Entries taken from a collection
————————

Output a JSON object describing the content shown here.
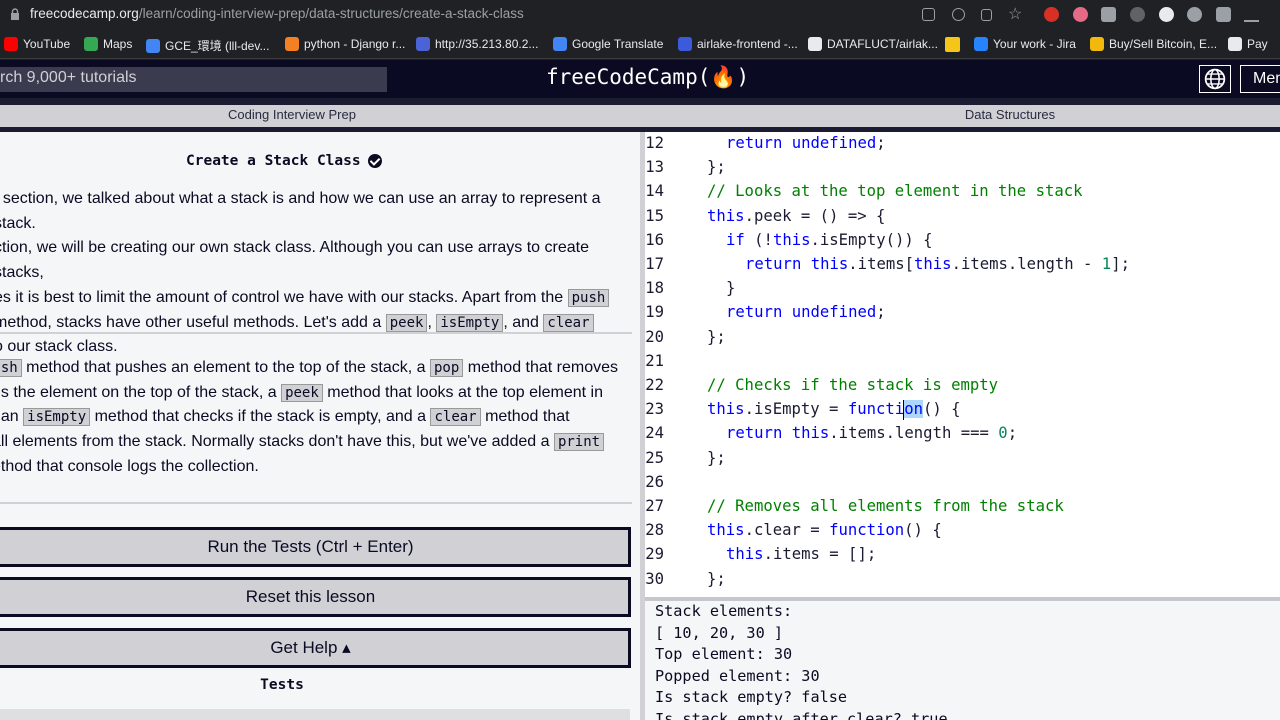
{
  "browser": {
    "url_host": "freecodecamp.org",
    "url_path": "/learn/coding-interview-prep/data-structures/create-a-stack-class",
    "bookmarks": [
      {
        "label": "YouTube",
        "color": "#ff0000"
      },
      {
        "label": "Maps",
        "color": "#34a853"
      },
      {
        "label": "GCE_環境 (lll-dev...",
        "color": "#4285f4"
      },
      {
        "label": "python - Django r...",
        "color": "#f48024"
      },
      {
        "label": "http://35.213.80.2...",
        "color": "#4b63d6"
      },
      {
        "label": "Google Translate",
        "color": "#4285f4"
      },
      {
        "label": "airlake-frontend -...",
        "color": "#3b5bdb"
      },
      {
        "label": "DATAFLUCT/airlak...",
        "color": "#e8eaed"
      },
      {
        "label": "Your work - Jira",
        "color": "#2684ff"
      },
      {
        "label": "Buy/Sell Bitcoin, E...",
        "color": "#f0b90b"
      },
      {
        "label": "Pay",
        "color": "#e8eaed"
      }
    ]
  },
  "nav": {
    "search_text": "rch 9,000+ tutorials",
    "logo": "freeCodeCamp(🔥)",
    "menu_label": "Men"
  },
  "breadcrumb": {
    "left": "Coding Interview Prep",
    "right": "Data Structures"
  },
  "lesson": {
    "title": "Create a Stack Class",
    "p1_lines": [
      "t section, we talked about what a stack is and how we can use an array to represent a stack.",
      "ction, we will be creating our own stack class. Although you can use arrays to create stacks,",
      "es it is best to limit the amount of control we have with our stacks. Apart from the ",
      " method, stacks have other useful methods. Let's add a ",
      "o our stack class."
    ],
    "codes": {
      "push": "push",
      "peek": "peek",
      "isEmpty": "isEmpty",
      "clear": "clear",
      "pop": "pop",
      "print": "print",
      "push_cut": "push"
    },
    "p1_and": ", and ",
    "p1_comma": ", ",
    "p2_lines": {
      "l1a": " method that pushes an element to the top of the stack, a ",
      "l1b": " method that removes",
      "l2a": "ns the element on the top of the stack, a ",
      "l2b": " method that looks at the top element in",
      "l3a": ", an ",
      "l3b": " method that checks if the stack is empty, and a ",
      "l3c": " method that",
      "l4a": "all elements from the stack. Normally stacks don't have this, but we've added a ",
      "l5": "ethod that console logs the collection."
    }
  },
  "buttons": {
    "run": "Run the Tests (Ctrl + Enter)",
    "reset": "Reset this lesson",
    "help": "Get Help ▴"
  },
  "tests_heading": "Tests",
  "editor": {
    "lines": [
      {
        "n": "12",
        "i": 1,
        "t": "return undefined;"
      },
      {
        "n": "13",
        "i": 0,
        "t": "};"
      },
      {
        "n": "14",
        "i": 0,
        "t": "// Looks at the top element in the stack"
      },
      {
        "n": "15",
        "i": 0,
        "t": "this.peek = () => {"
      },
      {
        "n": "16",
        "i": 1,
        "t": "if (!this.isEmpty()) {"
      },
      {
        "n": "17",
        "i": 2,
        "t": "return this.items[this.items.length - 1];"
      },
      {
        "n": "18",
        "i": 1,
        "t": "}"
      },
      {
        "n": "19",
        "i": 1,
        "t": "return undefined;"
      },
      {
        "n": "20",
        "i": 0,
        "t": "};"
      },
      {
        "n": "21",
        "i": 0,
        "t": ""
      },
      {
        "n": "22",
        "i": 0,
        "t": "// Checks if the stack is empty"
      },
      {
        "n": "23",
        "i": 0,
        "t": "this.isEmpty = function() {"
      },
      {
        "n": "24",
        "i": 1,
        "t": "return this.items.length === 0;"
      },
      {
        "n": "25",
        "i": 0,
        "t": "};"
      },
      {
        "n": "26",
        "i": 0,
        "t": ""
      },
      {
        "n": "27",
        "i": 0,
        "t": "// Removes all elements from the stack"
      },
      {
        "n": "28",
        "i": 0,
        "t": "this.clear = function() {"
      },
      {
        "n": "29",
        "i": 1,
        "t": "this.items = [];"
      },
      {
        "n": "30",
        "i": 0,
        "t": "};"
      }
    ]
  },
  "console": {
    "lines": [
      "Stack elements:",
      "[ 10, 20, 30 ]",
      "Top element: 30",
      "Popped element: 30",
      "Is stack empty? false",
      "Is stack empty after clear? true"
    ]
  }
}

————————

**WRITTEN INSTRUCTION:** Leave out the pictures and repeat everything else in the records exactly.

**RESPONSE TO THE EXERCISE:**
Output a JSON object describing the content shown here.
{
  "browser": {
    "url_host": "freecodecamp.org",
    "url_path": "/learn/coding-interview-prep/data-structures/create-a-stack-class",
    "bookmarks": [
      {
        "label": "YouTube",
        "color": "#ff0000"
      },
      {
        "label": "Maps",
        "color": "#34a853"
      },
      {
        "label": "GCE_環境 (lll-dev...",
        "color": "#4285f4"
      },
      {
        "label": "python - Django r...",
        "color": "#f48024"
      },
      {
        "label": "http://35.213.80.2...",
        "color": "#4b63d6"
      },
      {
        "label": "Google Translate",
        "color": "#4285f4"
      },
      {
        "label": "airlake-frontend -...",
        "color": "#3b5bdb"
      },
      {
        "label": "DATAFLUCT/airlak...",
        "color": "#e8eaed"
      },
      {
        "label": "Your work - Jira",
        "color": "#2684ff"
      },
      {
        "label": "Buy/Sell Bitcoin, E...",
        "color": "#f0b90b"
      },
      {
        "label": "Pay",
        "color": "#e8eaed"
      }
    ]
  },
  "nav": {
    "search_text": "rch 9,000+ tutorials",
    "logo": "freeCodeCamp(🔥)",
    "menu_label": "Men"
  },
  "breadcrumb": {
    "left": "Coding Interview Prep",
    "right": "Data Structures"
  },
  "lesson": {
    "title": "Create a Stack Class",
    "p1_lines": [
      "t section, we talked about what a stack is and how we can use an array to represent a stack.",
      "ction, we will be creating our own stack class. Although you can use arrays to create stacks,",
      "es it is best to limit the amount of control we have with our stacks. Apart from the ",
      " method, stacks have other useful methods. Let's add a ",
      "o our stack class."
    ],
    "codes": {
      "push": "push",
      "peek": "peek",
      "isEmpty": "isEmpty",
      "clear": "clear",
      "pop": "pop",
      "print": "print",
      "push_cut": "push"
    },
    "p1_and": ", and ",
    "p1_comma": ", ",
    "p2_lines": {
      "l1a": " method that pushes an element to the top of the stack, a ",
      "l1b": " method that removes",
      "l2a": "ns the element on the top of the stack, a ",
      "l2b": " method that looks at the top element in",
      "l3a": ", an ",
      "l3b": " method that checks if the stack is empty, and a ",
      "l3c": " method that",
      "l4a": "all elements from the stack. Normally stacks don't have this, but we've added a ",
      "l5": "ethod that console logs the collection."
    }
  },
  "buttons": {
    "run": "Run the Tests (Ctrl + Enter)",
    "reset": "Reset this lesson",
    "help": "Get Help ▴"
  },
  "tests_heading": "Tests",
  "editor": {
    "lines": [
      {
        "n": "12",
        "i": 1,
        "t": "return undefined;"
      },
      {
        "n": "13",
        "i": 0,
        "t": "};"
      },
      {
        "n": "14",
        "i": 0,
        "t": "// Looks at the top element in the stack"
      },
      {
        "n": "15",
        "i": 0,
        "t": "this.peek = () => {"
      },
      {
        "n": "16",
        "i": 1,
        "t": "if (!this.isEmpty()) {"
      },
      {
        "n": "17",
        "i": 2,
        "t": "return this.items[this.items.length - 1];"
      },
      {
        "n": "18",
        "i": 1,
        "t": "}"
      },
      {
        "n": "19",
        "i": 1,
        "t": "return undefined;"
      },
      {
        "n": "20",
        "i": 0,
        "t": "};"
      },
      {
        "n": "21",
        "i": 0,
        "t": ""
      },
      {
        "n": "22",
        "i": 0,
        "t": "// Checks if the stack is empty"
      },
      {
        "n": "23",
        "i": 0,
        "t": "this.isEmpty = function() {"
      },
      {
        "n": "24",
        "i": 1,
        "t": "return this.items.length === 0;"
      },
      {
        "n": "25",
        "i": 0,
        "t": "};"
      },
      {
        "n": "26",
        "i": 0,
        "t": ""
      },
      {
        "n": "27",
        "i": 0,
        "t": "// Removes all elements from the stack"
      },
      {
        "n": "28",
        "i": 0,
        "t": "this.clear = function() {"
      },
      {
        "n": "29",
        "i": 1,
        "t": "this.items = [];"
      },
      {
        "n": "30",
        "i": 0,
        "t": "};"
      }
    ]
  },
  "console": {
    "lines": [
      "Stack elements:",
      "[ 10, 20, 30 ]",
      "Top element: 30",
      "Popped element: 30",
      "Is stack empty? false",
      "Is stack empty after clear? true"
    ]
  }
}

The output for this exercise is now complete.